--- BEGIN ---

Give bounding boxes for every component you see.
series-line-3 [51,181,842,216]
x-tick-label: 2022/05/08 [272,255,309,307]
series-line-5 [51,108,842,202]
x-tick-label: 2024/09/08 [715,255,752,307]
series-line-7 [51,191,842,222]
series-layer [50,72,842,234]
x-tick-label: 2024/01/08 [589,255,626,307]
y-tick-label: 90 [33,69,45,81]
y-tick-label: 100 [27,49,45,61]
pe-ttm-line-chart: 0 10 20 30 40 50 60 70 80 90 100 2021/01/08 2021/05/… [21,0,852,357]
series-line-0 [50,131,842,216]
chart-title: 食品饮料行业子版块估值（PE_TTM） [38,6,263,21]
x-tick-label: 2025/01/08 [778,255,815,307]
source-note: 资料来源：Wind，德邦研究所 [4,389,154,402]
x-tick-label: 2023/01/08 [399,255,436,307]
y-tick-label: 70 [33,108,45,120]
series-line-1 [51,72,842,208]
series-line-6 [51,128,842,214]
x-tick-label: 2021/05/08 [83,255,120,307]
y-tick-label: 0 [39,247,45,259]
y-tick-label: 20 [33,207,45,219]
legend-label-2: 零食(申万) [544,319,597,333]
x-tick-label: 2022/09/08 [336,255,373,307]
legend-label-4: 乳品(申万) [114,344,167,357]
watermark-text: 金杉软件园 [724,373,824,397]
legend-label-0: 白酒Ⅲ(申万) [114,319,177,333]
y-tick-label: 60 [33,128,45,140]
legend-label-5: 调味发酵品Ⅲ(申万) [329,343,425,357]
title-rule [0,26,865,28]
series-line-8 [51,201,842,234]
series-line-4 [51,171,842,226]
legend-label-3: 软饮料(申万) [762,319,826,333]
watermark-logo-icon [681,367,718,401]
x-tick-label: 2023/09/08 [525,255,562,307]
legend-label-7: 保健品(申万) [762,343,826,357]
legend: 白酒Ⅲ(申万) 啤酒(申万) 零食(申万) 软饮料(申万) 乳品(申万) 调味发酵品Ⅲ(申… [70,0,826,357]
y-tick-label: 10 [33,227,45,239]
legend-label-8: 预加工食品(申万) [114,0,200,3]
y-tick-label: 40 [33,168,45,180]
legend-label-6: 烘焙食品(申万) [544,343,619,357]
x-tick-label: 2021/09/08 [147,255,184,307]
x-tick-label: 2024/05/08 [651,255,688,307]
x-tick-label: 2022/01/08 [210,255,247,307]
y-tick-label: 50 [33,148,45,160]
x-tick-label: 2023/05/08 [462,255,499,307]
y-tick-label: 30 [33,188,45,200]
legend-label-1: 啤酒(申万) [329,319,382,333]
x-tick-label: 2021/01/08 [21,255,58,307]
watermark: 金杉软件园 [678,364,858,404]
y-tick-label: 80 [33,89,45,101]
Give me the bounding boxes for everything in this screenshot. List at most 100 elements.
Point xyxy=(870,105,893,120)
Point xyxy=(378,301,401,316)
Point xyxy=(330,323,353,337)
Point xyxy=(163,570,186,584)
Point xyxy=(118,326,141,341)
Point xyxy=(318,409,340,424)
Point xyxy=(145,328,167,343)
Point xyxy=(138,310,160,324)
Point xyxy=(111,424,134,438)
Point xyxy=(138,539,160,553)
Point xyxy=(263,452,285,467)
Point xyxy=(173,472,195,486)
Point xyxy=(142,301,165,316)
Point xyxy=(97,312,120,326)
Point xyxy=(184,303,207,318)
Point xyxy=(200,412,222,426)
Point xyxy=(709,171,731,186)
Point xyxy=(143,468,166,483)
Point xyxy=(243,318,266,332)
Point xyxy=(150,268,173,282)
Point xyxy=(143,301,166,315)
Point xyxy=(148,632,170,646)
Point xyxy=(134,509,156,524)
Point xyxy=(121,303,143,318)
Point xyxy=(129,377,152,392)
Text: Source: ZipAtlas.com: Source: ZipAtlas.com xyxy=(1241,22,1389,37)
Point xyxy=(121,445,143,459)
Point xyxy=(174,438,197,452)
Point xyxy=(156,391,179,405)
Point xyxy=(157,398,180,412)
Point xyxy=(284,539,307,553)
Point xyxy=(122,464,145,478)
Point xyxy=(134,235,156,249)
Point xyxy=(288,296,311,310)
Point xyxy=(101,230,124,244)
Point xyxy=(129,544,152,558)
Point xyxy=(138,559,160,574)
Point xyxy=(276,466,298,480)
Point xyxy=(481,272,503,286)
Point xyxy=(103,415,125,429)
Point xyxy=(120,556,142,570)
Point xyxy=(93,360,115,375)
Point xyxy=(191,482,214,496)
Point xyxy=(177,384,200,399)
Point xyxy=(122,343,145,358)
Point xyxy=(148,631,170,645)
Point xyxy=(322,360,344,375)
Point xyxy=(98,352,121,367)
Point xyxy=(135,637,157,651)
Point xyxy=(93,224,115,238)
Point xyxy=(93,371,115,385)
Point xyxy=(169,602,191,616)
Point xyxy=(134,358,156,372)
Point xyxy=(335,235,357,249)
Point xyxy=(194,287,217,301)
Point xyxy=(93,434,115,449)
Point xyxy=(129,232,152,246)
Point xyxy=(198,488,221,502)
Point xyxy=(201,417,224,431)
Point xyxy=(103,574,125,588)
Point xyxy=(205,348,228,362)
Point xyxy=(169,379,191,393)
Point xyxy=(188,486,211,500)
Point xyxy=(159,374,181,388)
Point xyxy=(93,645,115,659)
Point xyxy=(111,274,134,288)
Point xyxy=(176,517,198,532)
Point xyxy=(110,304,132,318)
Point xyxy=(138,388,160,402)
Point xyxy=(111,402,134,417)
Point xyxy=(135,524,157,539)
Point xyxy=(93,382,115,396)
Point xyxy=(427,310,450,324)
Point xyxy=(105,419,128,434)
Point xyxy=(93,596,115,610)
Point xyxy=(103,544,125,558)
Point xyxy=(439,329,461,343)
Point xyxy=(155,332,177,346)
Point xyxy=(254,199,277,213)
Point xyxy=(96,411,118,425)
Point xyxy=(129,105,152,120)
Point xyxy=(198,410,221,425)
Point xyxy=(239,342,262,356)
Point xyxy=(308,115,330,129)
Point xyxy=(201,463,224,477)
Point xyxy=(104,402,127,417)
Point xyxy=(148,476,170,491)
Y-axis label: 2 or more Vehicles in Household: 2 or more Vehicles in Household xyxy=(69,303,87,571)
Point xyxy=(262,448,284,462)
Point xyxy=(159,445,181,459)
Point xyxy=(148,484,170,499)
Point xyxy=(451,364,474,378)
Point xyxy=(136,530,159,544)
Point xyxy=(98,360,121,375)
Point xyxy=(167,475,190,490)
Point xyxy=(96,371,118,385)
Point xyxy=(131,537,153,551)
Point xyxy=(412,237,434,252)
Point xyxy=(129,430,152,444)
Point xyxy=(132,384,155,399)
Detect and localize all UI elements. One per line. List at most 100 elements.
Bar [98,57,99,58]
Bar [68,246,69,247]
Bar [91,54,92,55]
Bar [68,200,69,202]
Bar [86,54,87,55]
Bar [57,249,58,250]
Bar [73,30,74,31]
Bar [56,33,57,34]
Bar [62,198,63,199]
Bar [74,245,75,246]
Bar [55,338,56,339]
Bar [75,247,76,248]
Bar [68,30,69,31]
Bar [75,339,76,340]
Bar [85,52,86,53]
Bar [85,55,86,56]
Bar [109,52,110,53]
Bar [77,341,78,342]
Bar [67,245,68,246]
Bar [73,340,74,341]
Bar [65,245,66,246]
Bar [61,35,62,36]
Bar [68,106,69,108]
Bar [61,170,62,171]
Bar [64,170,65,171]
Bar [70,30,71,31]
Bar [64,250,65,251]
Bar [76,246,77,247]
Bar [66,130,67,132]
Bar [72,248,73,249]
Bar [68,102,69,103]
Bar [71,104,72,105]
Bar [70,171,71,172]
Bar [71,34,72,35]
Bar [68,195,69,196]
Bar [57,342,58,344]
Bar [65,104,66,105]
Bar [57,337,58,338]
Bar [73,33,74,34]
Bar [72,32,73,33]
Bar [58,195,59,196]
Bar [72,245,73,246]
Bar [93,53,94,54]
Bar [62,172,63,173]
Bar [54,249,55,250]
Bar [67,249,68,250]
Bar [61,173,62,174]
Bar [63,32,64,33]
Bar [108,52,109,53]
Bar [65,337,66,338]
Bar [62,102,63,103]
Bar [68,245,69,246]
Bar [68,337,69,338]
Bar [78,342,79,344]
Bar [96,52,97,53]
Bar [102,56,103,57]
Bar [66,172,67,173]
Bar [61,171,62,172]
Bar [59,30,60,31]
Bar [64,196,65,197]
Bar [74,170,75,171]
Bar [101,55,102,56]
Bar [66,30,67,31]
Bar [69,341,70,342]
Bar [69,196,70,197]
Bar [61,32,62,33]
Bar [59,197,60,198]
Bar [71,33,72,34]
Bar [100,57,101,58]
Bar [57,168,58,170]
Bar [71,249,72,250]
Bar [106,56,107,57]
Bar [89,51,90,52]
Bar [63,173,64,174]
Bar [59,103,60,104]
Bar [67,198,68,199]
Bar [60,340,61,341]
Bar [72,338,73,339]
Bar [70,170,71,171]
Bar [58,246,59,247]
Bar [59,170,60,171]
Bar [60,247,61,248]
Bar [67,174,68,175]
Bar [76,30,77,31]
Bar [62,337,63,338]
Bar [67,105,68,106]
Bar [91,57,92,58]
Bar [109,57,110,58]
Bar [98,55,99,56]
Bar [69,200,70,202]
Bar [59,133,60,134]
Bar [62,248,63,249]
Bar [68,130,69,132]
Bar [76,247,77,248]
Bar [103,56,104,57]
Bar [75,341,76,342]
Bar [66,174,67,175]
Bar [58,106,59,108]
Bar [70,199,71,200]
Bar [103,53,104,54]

--- END ---

**What to produce:**
Find every line in the items above that contains the string "series", and copy each one. Match case exactly.

**Exercise response:**
series-line-3 [51,181,842,216]
series-line-5 [51,108,842,202]
series-line-7 [51,191,842,222]
series-layer [50,72,842,234]
series-line-0 [50,131,842,216]
series-line-1 [51,72,842,208]
series-line-6 [51,128,842,214]
series-line-8 [51,201,842,234]
series-line-4 [51,171,842,226]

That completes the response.